• **ASSIGNED TASK**
The lines to find are those in the entries that hold the word "Lahtinen"; copy every one of them.

Page text dataset records:
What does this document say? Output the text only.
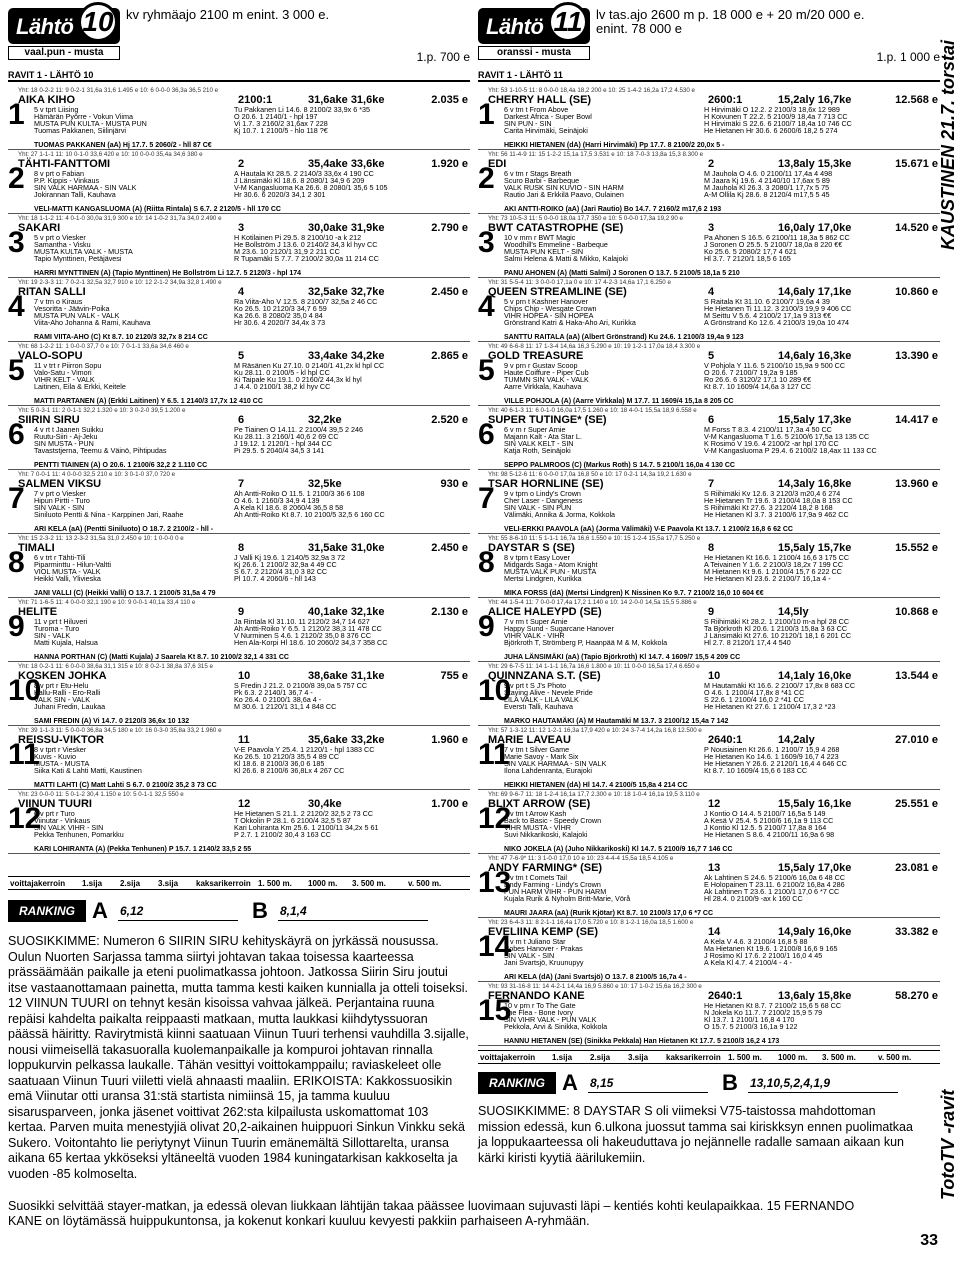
Lähtö 10
vaal.pun - musta
kv ryhmäajo 2100 m enint. 3 000 e.
1.p. 700 e
RAVIT 1 - LÄHTÖ 10
1
Yht: 18 0-2-2 11: 9 0-2-1 31,6a 31,6 1.495 e 10: 6 0-0-0 36,3a 36,5 210 e
AIKA KIHO	2100:1	31,6ake 31,6ke	2.035 e
5 v tprt Liising	Tu Pakkanen Li 14.6. 8 2100/2 33,9x 6 *35
Hämärän Pyörre - Vokun Viima	O 20.6. 1 2140/1 - hpl 197
MUSTA PUN KULTA - MUSTA PUN	Vi 1.7. 3 2160/2 31,6ax 7 228
Tuomas Pakkanen, Siilinjärvi	Kj 10.7. 1 2100/5 - hlo 118 ?€
TUOMAS PAKKANEN (aA) Hj 17.7. 5 2060/2 - hll 87 C€
2
Yht: 27 1-1-1 11: 10 0-1-0 33,6 420 e 10: 10 0-0-0 35,4a 34,6 380 e
TÄHTI-FANTTOMI	2	35,4ake 33,6ke	1.920 e
8 v prt o Fabian	A Hautala Kt 28.5. 2 2140/3 33,6x 4 190 CC
P.P. Kippis - Vinkaus	J Länsimäki Kl 18.6. 8 2080/1 34,9 6 209
SIN VALK HARMAA - SIN VALK	V-M Kangasluoma Ka 26.6. 8 2080/1 35,6 5 105
Jokirannan Talli, Kauhava	Hr 30.6. 6 2020/3 34,1 2 301
VELI-MATTI KANGASLUOMA (A) (Riitta Rintala) S 6.7. 2 2120/5 - hll 170 CC
3
Yht: 18 1-1-2 11: 4 0-1-0 30,0a 31,9 300 e 10: 14 1-0-2 31,7a 34,0 2.490 e
SAKARI	3	30,0ake 31,9ke	2.790 e
5 v prt o Viesker	H Kotilainen Pi 29.5. 8 2100/10 -a k 212
Samantha - Visku	He Bollström J 13.6. 0 2140/2 34,3 kl hyv CC
MUSTA KULTA VALK - MUSTA	M 23.6. 10 2120/1 31,9 2 211 CC
Tapio Mynttinen, Petäjävesi	R Tupamäki S 7.7. 7 2100/2 30,0a 11 214 CC
HARRI MYNTTINEN (A) (Tapio Mynttinen) He Bollström Li 12.7. 5 2120/3 - hpl 174
4
Yht: 19 2-3-3 11: 7 0-2-1 32,5a 32,7 910 e 10: 12 2-1-2 34,9a 32,8 1.490 e
RITAN SALLI	4	32,5ake 32,7ke	2.450 e
7 v trn o Kiraus	Ra Viita-Aho V 12.5. 8 2100/7 32,5a 2 46 CC
Vesoritta - Jäävin-Poika	Ko 26.5. 10 2120/3 34,7 6 59
MUSTA PUN VALK - VALK	Ka 26.6. 8 2080/2 35,0 4 84
Viita-Aho Johanna & Rami, Kauhava	Hr 30.6. 4 2020/7 34,4x 3 73
RAMI VIITA-AHO (C) Kt 8.7. 10 2120/3 32,7x 8 214 CC
5
Yht: 68 1-2-2 11: 1 0-0-0 37,7 0 e 10: 7 0-1-1 33,6a 34,6 460 e
VALO-SOPU	5	33,4ake 34,2ke	2.865 e
11 v trt r Piirron Sopu	M Räsänen Ku 27.10. 0 2140/1 41,2x kl hpl CC
Valo-Satu - Vimori	Ku 28.11. 0 2100/5 - kl hpl CC
VIHR KELT - VALK	Ki Taipale Ku 19.1. 0 2160/2 44,3x kl hyl
Laitinen, Eila & Erkki, Keitele	J 4.4. 0 2100/1 38,2 kl hyv CC
MATTI PARTANEN (A) (Erkki Laitinen) Y 6.5. 1 2140/3 17,7x 12 410 CC
6
Yht: 5 0-3-1 11: 2 0-1-1 32,2 1.320 e 10: 3 0-2-0 39,5 1.200 e
SIIRIN SIRU	6	32,2ke	2.520 e
4 v rt t Jaanen Suikku	Pe Tiainen O 14.11. 2 2100/4 39,5 2 246
Ruutu-Siiri - Aj-Jeku	Ku 28.11. 3 2160/1 40,6 2 69 CC
SIN MUSTA - PUN	J 19.12. 1 2120/1 - hpl 344 CC
Tavaststjerna, Teemu & Väinö, Pihtipudas	Pi 29.5. 5 2040/4 34,5 3 141
PENTTI TIAINEN (A) O 20.6. 1 2100/6 32,2 2 1.110 CC
7
Yht: 7 0-0-1 11: 4 0-0-0 32,5 210 e 10: 3 0-1-0 37,0 720 e
SALMEN VIKSU	7	32,5ke	930 e
7 v prt o Viesker	Ah Antti-Roiko O 11.5. 1 2100/3 36 6 108
Hipun Pirtti - Turo	O 4.6. 1 2160/3 34,9 4 139
SIN VALK - SIN	A Kela Kl 18.6. 8 2060/4 36,5 8 58
Siniluoto Pentti & Nina - Karppinen Jari, Raahe	Ah Antti-Roiko Kt 8.7. 10 2100/5 32,5 6 160 CC
ARI KELA (aA) (Pentti Siniluoto) O 18.7. 2 2100/2 - hll -
8
Yht: 15 2-3-2 11: 13 2-3-2 31,5a 31,0 2.450 e 10: 1 0-0-0 0 e
TIMALI	8	31,5ake 31,0ke	2.450 e
6 v trt r Tähti-Tili	J Valli Kj 19.6. 1 2140/5 32,9a 3 72
Piparminttu - Hilun-Valtti	Kj 26.6. 1 2100/2 32,9a 4 49 CC
VIOL MUSTA - VALK	S 6.7. 2 2120/4 31,0 3 82 CC
Heikki Valli, Ylivieska	Pl 10.7. 4 2060/6 - hll 143
JANI VALLI (C) (Heikki Valli) O 13.7. 1 2100/5 31,5a 4 79
9
Yht: 71 1-6-5 11: 4 0-0-0 32,1 190 e 10: 9 0-0-1 40,1a 33,4 110 e
HELITE	9	40,1ake 32,1ke	2.130 e
11 v prt t Hiluveri	Ja Rintala Kl 31.10. 11 2120/2 34,7 14 627
Turoma - Turo	Ah Antti-Roiko Y 6.5. 1 2120/2 38,3 11 478 CC
SIN - VALK	V Nurminen S 4.6. 1 2120/2 35,0 8 376 CC
Matti Kujala, Halsua	Hen Ala-Korpi Hl 18.6. 10 2060/2 34,3 7 358 CC
HANNA PORTHAN (C) (Matti Kujala) J Saarela Kt 8.7. 10 2100/2 32,1 4 331 CC
10
Yht: 18 0-2-1 11: 6 0-0-0 38,6a 31,1 315 e 10: 8 0-2-1 38,8a 37,6 315 e
KOSKEN JOHKA	10	38,6ake 31,1ke	755 e
8 v prt r Etu-Helu	S Fredin J 21.2. 0 2100/8 39,0a 5 757 CC
Kallu-Ralli - Ero-Ralli	Pk 6.3. 2 2140/1 36,7 4 -
VALK SIN - VALK	Ko 26.4. 0 2100/1 38,6a 4 -
Juhani Fredin, Laukaa	M 30.6. 1 2120/1 31,1 4 848 CC
SAMI FREDIN (A) Vi 14.7. 0 2120/3 36,6x 10 132
11
Yht: 39 1-1-3 11: 5 0-0-0 36,8a 34,5 180 e 10: 16 0-3-0 35,8a 33,2 1.960 e
REISSU-VIKTOR	11	35,6ake 33,2ke	1.960 e
8 v tprt r Viesker	V-E Paavola Y 25.4. 1 2120/1 - hpl 1383 CC
Kuvis - Kuvio	Ko 26.5. 10 2120/3 35,5 4 89 CC
MUSTA - MUSTA	Kl 18.6. 8 2100/3 36,0 6 185
Siika Kati & Lahti Matti, Kaustinen	Kl 26.6. 8 2100/6 36,8Lx 4 267 CC
MATTI LAHTI (C) Matt Lahti S 6.7. 0 2100/2 35,2 3 73 CC
12
Yht: 23 0-0-0 11: 5 0-1-2 30,4 1.150 e 10: 5 0-1-1 32,5 550 e
VIINUN TUURI	12	30,4ke	1.700 e
6 v prt r Turo	He Hietanen S 21.1. 2 2120/2 32,5 2 73 CC
Viinutar - Vinkaus	T Okkolin P 28.1. 6 2100/4 32,5 5 87
SIN VALK VIHR - SIN	Kari Lohiranta Km 25.6. 1 2100/11 34,2x 5 61
Pekka Tenhunen, Pomarkku	P 2.7. 1 2100/2 30,4 3 163 CC
KARI LOHIRANTA (A) (Pekka Tenhunen) P 15.7. 1 2140/2 33,5 2 55
voittajakerroin 1.sija 2.sija 3.sija kaksarikerroin 1. 500 m. 1000 m. 3. 500 m.	v. 500 m.
RANKING A 6,12	B 8,1,4
SUOSIKKIMME: Numeron 6 SIIRIN SIRU kehityskäyrä on jyrkässä nousussa. Oulun Nuorten Sarjassa tamma siirtyi johtavan takaa toisessa kaarteessa prässäämään paikalle ja eteni puolimatkassa johtoon. Jatkossa Siirin Siru joutui itse vastaanottamaan painetta, mutta tamma kesti kaiken kunnialla ja otteli toiseksi. 12 VIINUN TUURI on tehnyt kesän kisoissa vahvaa jälkeä. Perjantaina ruuna repäisi kahdelta paikalta reippaasti matkaan, mutta laukkasi kiihdytyssuoran päässä häiritty. Ravirytmistä kiinni saatuaan Viinun Tuuri terhensi vauhdilla 3.sijalle, nousi viimeisellä takasuoralla kuolemanpaikalle ja kompuroi johtavan rinnalla loppukurvin pelkassa laukalle. Tähän vesittyi voittokamppailu; raviaskeleet olle saatuaan Viinun Tuuri viiletti vielä ahnaasti maaliin. ERIKOISTA: Kakkossuosikin emä Viinutar otti uransa 31:stä startista nimiinsä 15, ja tamma kuuluu sisarusparveen, jonka jäsenet voittivat 262:sta kilpailusta uskomattomat 103 kertaa. Parven muita menestyjiä olivat 20,2-aikainen huippuori Sinkun Vinkku sekä Sukero. Voitontahto lie periytynyt Viinun Tuurin emänemältä Sillottarelta, uransa aikana 65 kertaa ykköseksi yltäneeltä vuoden 1984 kuningatarkisan kakkoselta ja vuoden -85 kolmoselta.
Lähtö 11
oranssi - musta
lv tas.ajo 2600 m p. 18 000 e + 20 m/20 000 e. enint. 78 000 e
1.p. 1 000 e
RAVIT 1 - LÄHTÖ 11
1
Yht: 53 1-10-5 11: 8 0-0-0 18,4a 18,2 200 e 10: 25 1-4-2 16,2a 17,2 4.530 e
CHERRY HALL (SE)	2600:1	15,2aly 16,7ke	12.568 e
6 v tm t From Above	H Hirvimäki O 12.2. 2 2100/3 18,6x 12 989
Darkest Africa - Super Bowl	H Koivunen T 22.2. 5 2100/9 18,4a 7 713 CC
SIN PUN - SIN	H Hirvimäki S 22.6. 6 2100/7 18,4a 10 746 CC
Carita Hirvimäki, Seinäjoki	He Hietanen Hr 30.6. 6 2600/6 18,2 5 274
HEIKKI HIETANEN (dA) (Harri Hirvimäki) Pp 17.7. 8 2100/2 20,0x 5 -
2
Yht: 56 11-4-9 11: 15 1-2-2 15,1a 17,5 3.531 e 10: 18 7-0-3 13,8a 15,3 8.300 e
EDI	2	13,8aly 15,3ke	15.671 e
6 v tm r Stags Breath	M Jauhola O 4.6. 0 2100/11 17,4a 4 498
Scuro Barbi - Barbeque	M Jaara Kj 19.6. 4 2140/10 17,6ax 5 89
VALK RUSK SIN KUVIO - SIN HARM	M Jauhola Kl 26.3. 3 2080/1 17,7x 5 75
Rautio Jari & Erkkilä Paavo, Oulainen	A-M Ollila Kj 28.6. 8 2120/4 m17,5 5 45
AKI ANTTI-ROIKO (aA) (Jari Rautio) Bo 14.7. 7 2160/2 m17,6 2 193
3
Yht: 73 10-5-3 11: 5 0-0-0 18,0a 17,7 350 e 10: 5 0-0-0 17,3a 19,2 90 e
BWT CATASTROPHE (SE)	3	16,0aly 17,0ke	14.520 e
10 v mrn r BWT Magic	Pa Ahonen S 16.5. 6 2100/11 18,3a 5 862 CC
Woodhill's Emmeline - Barbeque	J Soronen O 25.5. 5 2100/7 18,0a 8 220 €€
MUSTA PUN KELT - SIN	Ko 25.6. 5 2080/2 17,7 4 621
Salmi Helena & Matti & Mikko, Kalajoki	Hl 3.7. 7 2120/1 18,5 6 165
PANU AHONEN (A) (Matti Salmi) J Soronen O 13.7. 5 2100/5 18,1a 5 210
4
Yht: 31 5-5-4 11: 3 0-0-0 17,1a 0 e 10: 17 4-2-3 14,6a 17,1 6.250 e
QUEEN STREAMLINE (SE)	4	14,6aly 17,1ke	10.860 e
5 v prn t Kashner Hanover	S Raitala Kt 31.10. 6 2100/7 19,6a 4 39
Chips Chip - Wesgate Crown	He Hietanen Ti 11.12. 3 2100/3 19,9 9 406 CC
VIHR HOPEA - SIN HOPEA	M Seittu V 5.6. 4 2100/2 17,1a 9 313 €€
Grönstrand Katri & Haka-Aho Ari, Kurikka	A Grönstrand Ko 12.6. 4 2100/3 19,0a 10 474
SANTTU RAITALA (aA) (Albert Grönstrand) Ku 24.6. 1 2100/3 19,4a 9 123
5
Yht: 49 6-6-8 11: 17 1-3-4 14,6a 16,3 5.290 e 10: 19 1-2-1 17,0a 18,4 3.300 e
GOLD TREASURE	5	14,6aly 16,3ke	13.390 e
9 v prn r Gustav Scoop	V Pohjola Y 11.6. 5 2100/10 15,9a 9 500 CC
Haute Coiffure - Piper Cub	O 20.6. 7 2100/7 19,2a 9 185
TUMMN SIN VALK - VALK	Ro 26.6. 6 3120/2 17,1 10 289 €€
Aarre Virkkala, Kauhava	Kt 8.7. 10 1609/4 14,6a 3 127 CC
VILLE POHJOLA (A) (Aarre Virkkala) M 17.7. 11 1609/4 15,1a 8 205 CC
6
Yht: 40 6-1-3 11: 6 0-1-0 16,0a 17,5 1.260 e 10: 18 4-0-1 15,5a 18,9 6.558 e
SUPER TUTINGE* (SE)	6	15,5aly 17,3ke	14.417 e
6 v m r Super Arnie	M Forss T 8.3. 4 2100/11 17,3a 4 50 CC
Majann Kalt - Ata Star L.	V-M Kangasluoma T 1.6. 5 2100/6 17,5a 13 135 CC
SIN VALK KELT - SIN	K Rosimo V 19.6. 4 2100/2 -ar hpl 170 CC
Katja Roth, Seinäjoki	V-M Kangasluoma P 29.4. 6 2100/2 18,4ax 11 133 CC
SEPPO PALMROOS (C) (Markus Roth) S 14.7. 5 2100/1 16,0a 4 130 CC
7
Yht: 98 5-12-6 11: 6 0-0-0 17,0a 16,8 50 e 10: 17 0-2-1 14,3a 19,2 1.630 e
TSAR HORNLINE (SE)	7	14,3aly 16,8ke	13.960 e
9 v tprn o Lindy's Crown	S Riihimäki Kv 12.6. 3 2120/3 m20,4 6 274
Cher Laser - Dangeness	He Hietanen Tr 19.6. 3 2100/4 18,0a 8 153 CC
SIN VALK - SIN PUN	S Riihimäki Kt 27.6. 3 2120/4 18,2 8 168
Välimäki, Annika & Jorma, Kokkola	He Hietanen Kl 3.7. 3 2100/6 17,9a 9 462 CC
VELI-ERKKI PAAVOLA (aA) (Jorma Välimäki) V-E Paavola Kt 13.7. 1 2100/2 16,8 6 62 CC
8
Yht: 55 8-6-10 11: 5 1-1-1 16,7a 16,6 1.550 e 10: 15 1-2-4 15,5a 17,7 5.250 e
DAYSTAR S (SE)	8	15,5aly 15,7ke	15.552 e
8 v tprn t Easy Lover	He Hietanen Kt 16.6. 1 2100/4 16,6 3 175 CC
Midgards Saga - Atom Knight	A Teivainen Y 1.6. 2 2100/3 18,2x 7 199 CC
MUSTA VALK PUN - MUSTA	M Hietanen Kt 9.6. 1 2100/4 15,7 6 222 CC
Mertsi Lindgren, Kurikka	He Hietanen Kl 23.6. 2 2100/7 16,1a 4 -
MIKA FORSS (dA) (Mertsi Lindgren) K Nissinen Ko 9.7. 7 2100/2 16,0 10 604 €€
9
Yht: 44 1-5-4 11: 7 0-0-0 17,4a 17,2 1.140 e 10: 14 2-0-0 14,5a 15,5 5.886 e
ALICE HALEYPD (SE)	9	14,5ly	10.868 e
7 v rm t Super Arnie	S Riihimäki Kt 28.2. 1 2100/10 m-a hpl 28 CC
Happy Sund - Sugarcane Hanover	Ta Björkroth Kl 20.6. 1 2100/3 15,8a 3 63 CC
VIHR VALK - VIHR	J Länsimäki Kt 27.6. 10 2120/1 18,1 6 201 CC
Björkroth T, Strömberg P, Haanpää M & M, Kokkola	Hl 2.7. 8 2120/1 17,4 4 540
JUHA LÄNSIMÄKI (aA) (Tapio Björkroth) Kl 14.7. 4 1609/7 15,5 4 209 CC
10
Yht: 29 6-7-5 11: 14 1-1-1 16,7a 16,6 1.800 e 10: 11 0-0-0 16,5a 17,4 6.650 e
QUINNZANA S.T. (SE)	10	14,1aly 16,0ke	13.544 e
9 v prt t S J's Photo	M Hautamäki Kt 16.6. 2 2100/7 17,8x 8 683 CC
Staying Alive - Nevele Pride	O 4.6. 1 2100/4 17,8x 8 *41 CC
LILA VALK - LILA VALK	S 22.6. 1 2100/4 16,0 2 *41 CC
Everstı Talli, Kauhava	He Hietanen Kt 27.6. 1 2100/4 17,3 2 *23
MARKO HAUTAMÄKI (A) M Hautamäki M 13.7. 3 2100/12 15,4a 7 142
11
Yht: 57 1-3-12 11: 12 1-2-1 16,3a 17,9 420 e 10: 24 3-7-4 14,2a 16,8 12.500 e
MARIE LAVEAU	2640:1	14,2aly	27.010 e
7 v tm t Silver Game	P Nousiainen Kt 26.6. 1 2100/7 15,9 4 268
Marie Savoy - Mark Six	He Hietanen Ko 14.6. 1 1609/9 16,7 4 223
SIN VALK HARMAA - SIN VALK	He Hietanen Y 26.6. 2 2120/1 16,4 4 646 CC
Ilona Lahdenranta, Eurajoki	Kt 8.7. 10 1609/4 15,6 6 183 CC
HEIKKI HIETANEN (dA) Hl 14.7. 4 2100/5 15,8a 4 214 CC
12
Yht: 69 9-6-7 11: 18 1-2-4 16,1a 17,7 2.300 e 10: 18 1-0-4 16,1a 19,5 3.110 e
BLIXT ARROW (SE)	12	15,5aly 16,1ke	25.551 e
7 v tm t Arrow Kash	J Kontio O 14.4. 5 2100/7 16,5a 5 149
Back to Basic - Speedy Crown	A Kesä V 25.4. 5 2100/6 16,1a 9 113 CC
VIHR MUSTA - VIHR	J Kontio Kl 12.5. 5 2100/7 17,8a 8 164
Suvi Nikkarikoski, Kalajoki	He Hietanen S 8.6. 4 2100/11 16,9a 6 98
NIKO JOKELA (A) (Juho Nikkarikoski) Kl 14.7. 5 2100/9 16,7 7 146 CC
13
Yht: 47 7-6-9* 11: 3 1-0-0 17,0 10 e 10: 23 4-4-4 15,5a 18,5 4.105 e
ANDY FARMING* (SE)	13	15,5aly 17,0ke	23.081 e
7 v tm t Comets Tail	Ak Lahtinen S 24.6. 5 2100/6 16,0a 6 48 CC
Lindy Farming - Lindy's Crown	E Holopainen T 23.11. 6 2100/2 16,8a 4 286
PUN HARM VIHR - PUN HARM	Ak Lahtinen T 23.6. 1 2100/1 17,0 6 *7 CC
Kujala Rurik & Nyholm Britt-Marie, Vörå	Hl 28.4. 0 2100/9 -ax k 160 CC
MAURI JAARA (aA) (Rurik Kjötar) Kt 8.7. 10 2100/3 17,0 6 *7 CC
14
Yht: 23 6-4-3 11: 8 2-1-1 16,4a 17,0 5.720 e 10: 8 1-2-1 16,0a 18,5 1.600 e
EVELIINA KEMP (SE)	14	14,9aly 16,0ke	33.382 e
8 v m t Juliano Star	A Kela V 4.6. 3 2100/4 16,8 5 88
Nobes Hanover - Prakas	Ma Hietanen Kt 19.6. 1 2100/8 16,6 9 165
SIN VALK - SIN	J Rosimo Kl 17.6. 2 2100/1 16,0 4 45
Jani Svartsjö, Kruunupyy	A Kela Kl 4.7. 4 2100/4 - 4 -
ARI KELA (dA) (Jani Svartsjö) O 13.7. 8 2100/5 16,7a 4 -
15
Yht: 93 31-16-8 11: 14 4-2-1 14,4a 16,9 5.860 e 10: 17 1-0-2 15,6a 16,2 300 e
FERNANDO KANE	2640:1	13,6aly 15,8ke	58.270 e
10 v prn r To The Gate	He Hietanen Kt 8.7. 7 2100/2 15,6 5 68 CC
The Flea - Bone Ivory	N Jokela Ko 11.7. 7 2100/2 15,9 5 79
SIN VIHR VALK - PUN VALK	Kl 13.7. 1 2100/1 16,8 4 170
Pekkola, Arvi & Sinikka, Kokkola	O 15.7. 5 2100/3 16,1a 9 122
HANNU HIETANEN (SE) (Sinikka Pekkala) Han Hietanen Kt 17.7. 5 2100/3 16,2 4 173
voittajakerroin 1.sija 2.sija 3.sija kaksarikerroin 1. 500 m. 1000 m. 3. 500 m.	v. 500 m.
RANKING A 8,15	B 13,10,5,2,4,1,9
SUOSIKKIMME: 8 DAYSTAR S oli viimeksi V75-taistossa mahdottoman mission edessä, kun 6.ulkona juossut tamma sai kiriskksyn ennen puolimatkaa ja loppukaarteessa oli hakeuduttava jo nejännelle radalle samaan aikaan kun kärki kiristi kyytiä äärilukemiin.
Suosikki selvittää stayer-matkan, ja edessä olevan liukkaan lähtijän takaa päässee luovimaan sujuvasti läpi – kentiés kohti keulapaikkaa. 15 FERNANDO KANE on löytämässä huippukuntonsa, ja kokenut konkari kuuluu kevyesti pakkiin parhaiseen A-ryhmään.
KAUSTINEN 21.7. torstai
TotoTV -ravit
33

• **ANSWER TO THIS TASK**
7 v tm t Comets Tail	Ak Lahtinen S 24.6. 5 2100/6 16,0a 6 48 CC
PUN HARM VIHR - PUN HARM	Ak Lahtinen T 23.6. 1 2100/1 17,0 6 *7 CC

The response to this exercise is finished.